**Input material:**
◆ ◆ ◆ ◆ ◆ ◆ ◆
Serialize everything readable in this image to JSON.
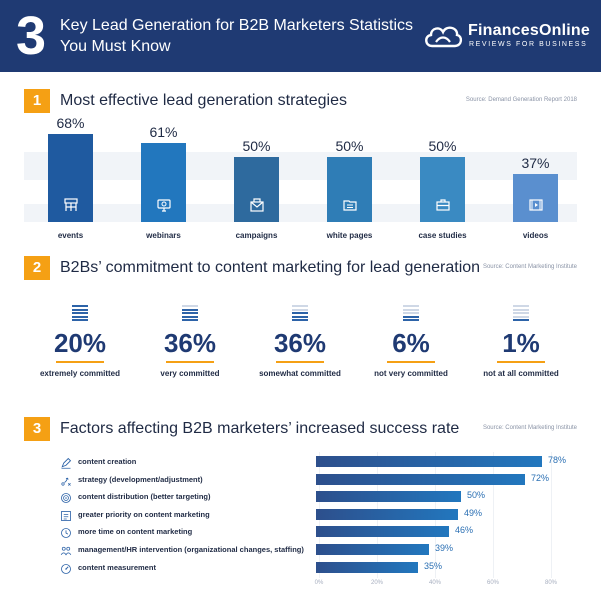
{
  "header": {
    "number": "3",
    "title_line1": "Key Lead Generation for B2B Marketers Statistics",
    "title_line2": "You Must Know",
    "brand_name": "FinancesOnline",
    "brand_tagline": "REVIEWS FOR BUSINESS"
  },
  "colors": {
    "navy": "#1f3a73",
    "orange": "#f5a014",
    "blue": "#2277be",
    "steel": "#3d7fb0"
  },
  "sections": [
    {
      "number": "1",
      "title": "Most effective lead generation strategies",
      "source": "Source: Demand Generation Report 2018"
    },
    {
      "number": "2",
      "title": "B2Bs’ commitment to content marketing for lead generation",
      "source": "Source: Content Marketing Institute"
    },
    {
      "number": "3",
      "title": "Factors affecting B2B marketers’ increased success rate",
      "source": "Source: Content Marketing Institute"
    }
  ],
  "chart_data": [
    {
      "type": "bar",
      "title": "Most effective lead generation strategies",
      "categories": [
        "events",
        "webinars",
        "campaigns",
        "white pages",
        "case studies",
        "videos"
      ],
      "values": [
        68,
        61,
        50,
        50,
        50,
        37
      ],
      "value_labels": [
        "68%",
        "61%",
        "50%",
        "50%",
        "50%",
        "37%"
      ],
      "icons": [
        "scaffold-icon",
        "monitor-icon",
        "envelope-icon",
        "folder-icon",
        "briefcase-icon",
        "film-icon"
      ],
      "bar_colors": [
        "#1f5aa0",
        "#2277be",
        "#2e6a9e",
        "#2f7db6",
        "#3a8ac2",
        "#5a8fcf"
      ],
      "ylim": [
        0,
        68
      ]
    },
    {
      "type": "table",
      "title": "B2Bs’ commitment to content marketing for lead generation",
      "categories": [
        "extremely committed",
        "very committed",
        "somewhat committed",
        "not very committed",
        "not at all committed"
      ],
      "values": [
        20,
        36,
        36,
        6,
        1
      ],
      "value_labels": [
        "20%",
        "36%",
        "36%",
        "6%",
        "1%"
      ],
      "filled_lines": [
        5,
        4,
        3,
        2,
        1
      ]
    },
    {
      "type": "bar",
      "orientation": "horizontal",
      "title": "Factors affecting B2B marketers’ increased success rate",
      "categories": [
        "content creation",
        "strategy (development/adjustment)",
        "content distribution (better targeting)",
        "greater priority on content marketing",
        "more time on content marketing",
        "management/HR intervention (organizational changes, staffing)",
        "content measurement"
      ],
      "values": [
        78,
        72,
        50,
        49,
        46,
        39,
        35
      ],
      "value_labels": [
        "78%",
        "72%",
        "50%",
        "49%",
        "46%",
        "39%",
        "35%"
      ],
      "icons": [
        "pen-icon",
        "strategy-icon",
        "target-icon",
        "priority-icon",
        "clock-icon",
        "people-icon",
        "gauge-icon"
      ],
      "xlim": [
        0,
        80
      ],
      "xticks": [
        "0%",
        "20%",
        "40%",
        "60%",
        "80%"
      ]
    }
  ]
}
◆ ◆ ◆ ◆ ◆ ◆ ◆
**Work to complete:**
Which lines in the data above contain "committed"? Show each one.

**Full answer:**
        "extremely committed",
        "very committed",
        "somewhat committed",
        "not very committed",
        "not at all committed"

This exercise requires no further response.